## start LISTED RECORDS

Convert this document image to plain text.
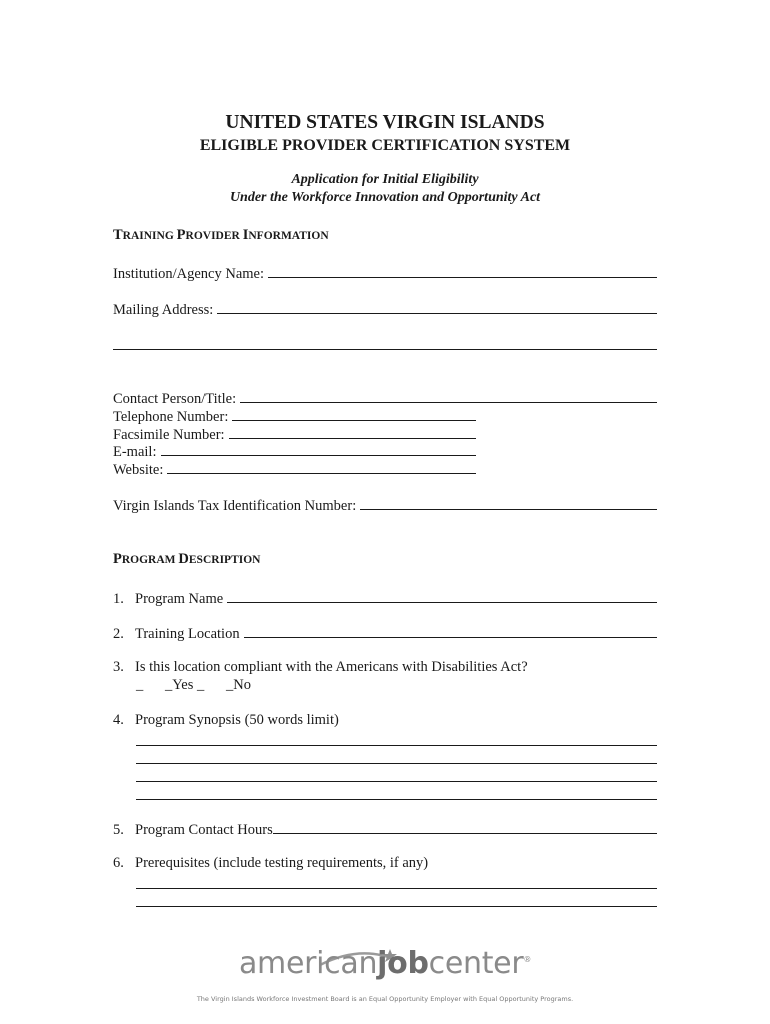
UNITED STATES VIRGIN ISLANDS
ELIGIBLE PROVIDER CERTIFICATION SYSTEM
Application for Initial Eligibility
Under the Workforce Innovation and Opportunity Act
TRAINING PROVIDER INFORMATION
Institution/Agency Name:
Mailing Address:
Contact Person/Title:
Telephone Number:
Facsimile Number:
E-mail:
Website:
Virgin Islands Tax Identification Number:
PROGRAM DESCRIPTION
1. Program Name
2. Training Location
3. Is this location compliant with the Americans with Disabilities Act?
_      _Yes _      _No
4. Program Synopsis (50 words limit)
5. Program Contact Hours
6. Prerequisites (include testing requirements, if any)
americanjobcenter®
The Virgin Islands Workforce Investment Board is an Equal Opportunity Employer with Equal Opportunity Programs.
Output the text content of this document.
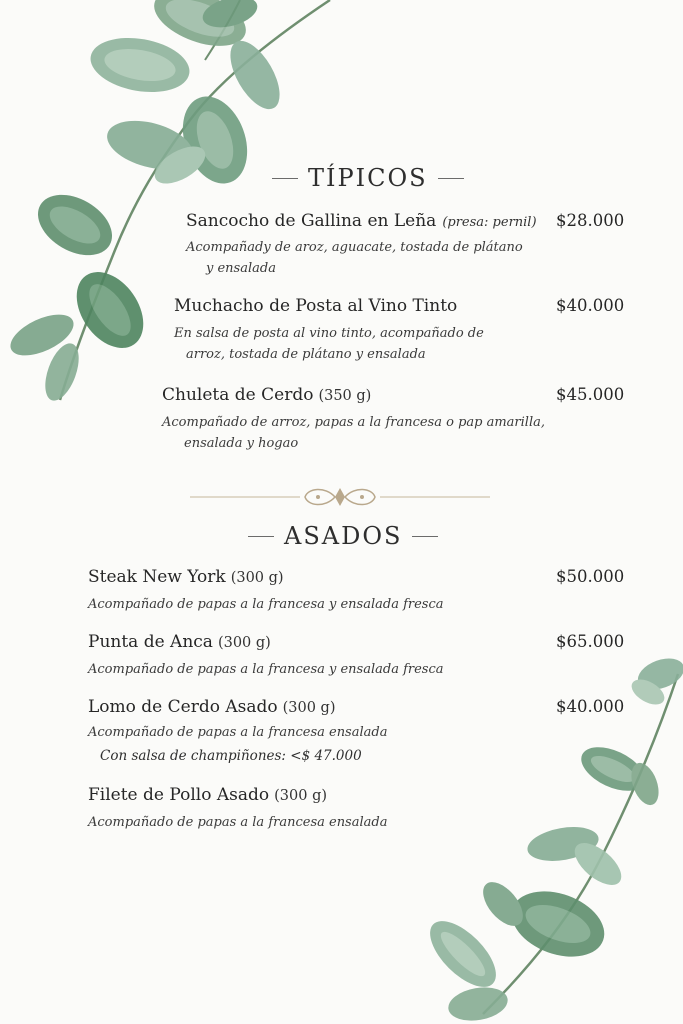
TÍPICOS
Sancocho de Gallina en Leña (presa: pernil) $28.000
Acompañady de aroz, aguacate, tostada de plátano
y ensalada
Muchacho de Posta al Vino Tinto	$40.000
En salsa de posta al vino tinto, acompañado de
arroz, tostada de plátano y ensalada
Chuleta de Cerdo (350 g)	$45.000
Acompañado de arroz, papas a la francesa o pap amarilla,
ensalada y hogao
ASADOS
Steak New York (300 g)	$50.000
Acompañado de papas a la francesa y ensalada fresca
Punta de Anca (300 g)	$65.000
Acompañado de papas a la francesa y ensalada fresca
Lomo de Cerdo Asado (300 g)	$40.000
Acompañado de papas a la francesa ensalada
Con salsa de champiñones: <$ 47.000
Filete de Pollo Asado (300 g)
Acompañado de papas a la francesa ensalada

## end LISTED RECORDS

▶ **STATED TASK**
Make an exact copy of the listing above. Do not include the pictures.

▶ **TASK ANSWER**
Convert this document image to plain text.
UNITED STATES VIRGIN ISLANDS
ELIGIBLE PROVIDER CERTIFICATION SYSTEM
Application for Initial Eligibility
Under the Workforce Innovation and Opportunity Act
TRAINING PROVIDER INFORMATION
Institution/Agency Name:
Mailing Address:
Contact Person/Title:
Telephone Number:
Facsimile Number:
E-mail:
Website:
Virgin Islands Tax Identification Number:
PROGRAM DESCRIPTION
1. Program Name
2. Training Location
3. Is this location compliant with the Americans with Disabilities Act?
_      _Yes _      _No
4. Program Synopsis (50 words limit)
5. Program Contact Hours
6. Prerequisites (include testing requirements, if any)
americanjobcenter®
The Virgin Islands Workforce Investment Board is an Equal Opportunity Employer with Equal Opportunity Programs.
Output the text content of this document.
TÍPICOS
Sancocho de Gallina en Leña (presa: pernil) $28.000
Acompañady de aroz, aguacate, tostada de plátano
y ensalada
Muchacho de Posta al Vino Tinto	$40.000
En salsa de posta al vino tinto, acompañado de
arroz, tostada de plátano y ensalada
Chuleta de Cerdo (350 g)	$45.000
Acompañado de arroz, papas a la francesa o pap amarilla,
ensalada y hogao
ASADOS
Steak New York (300 g)	$50.000
Acompañado de papas a la francesa y ensalada fresca
Punta de Anca (300 g)	$65.000
Acompañado de papas a la francesa y ensalada fresca
Lomo de Cerdo Asado (300 g)	$40.000
Acompañado de papas a la francesa ensalada
Con salsa de champiñones: <$ 47.000
Filete de Pollo Asado (300 g)
Acompañado de papas a la francesa ensalada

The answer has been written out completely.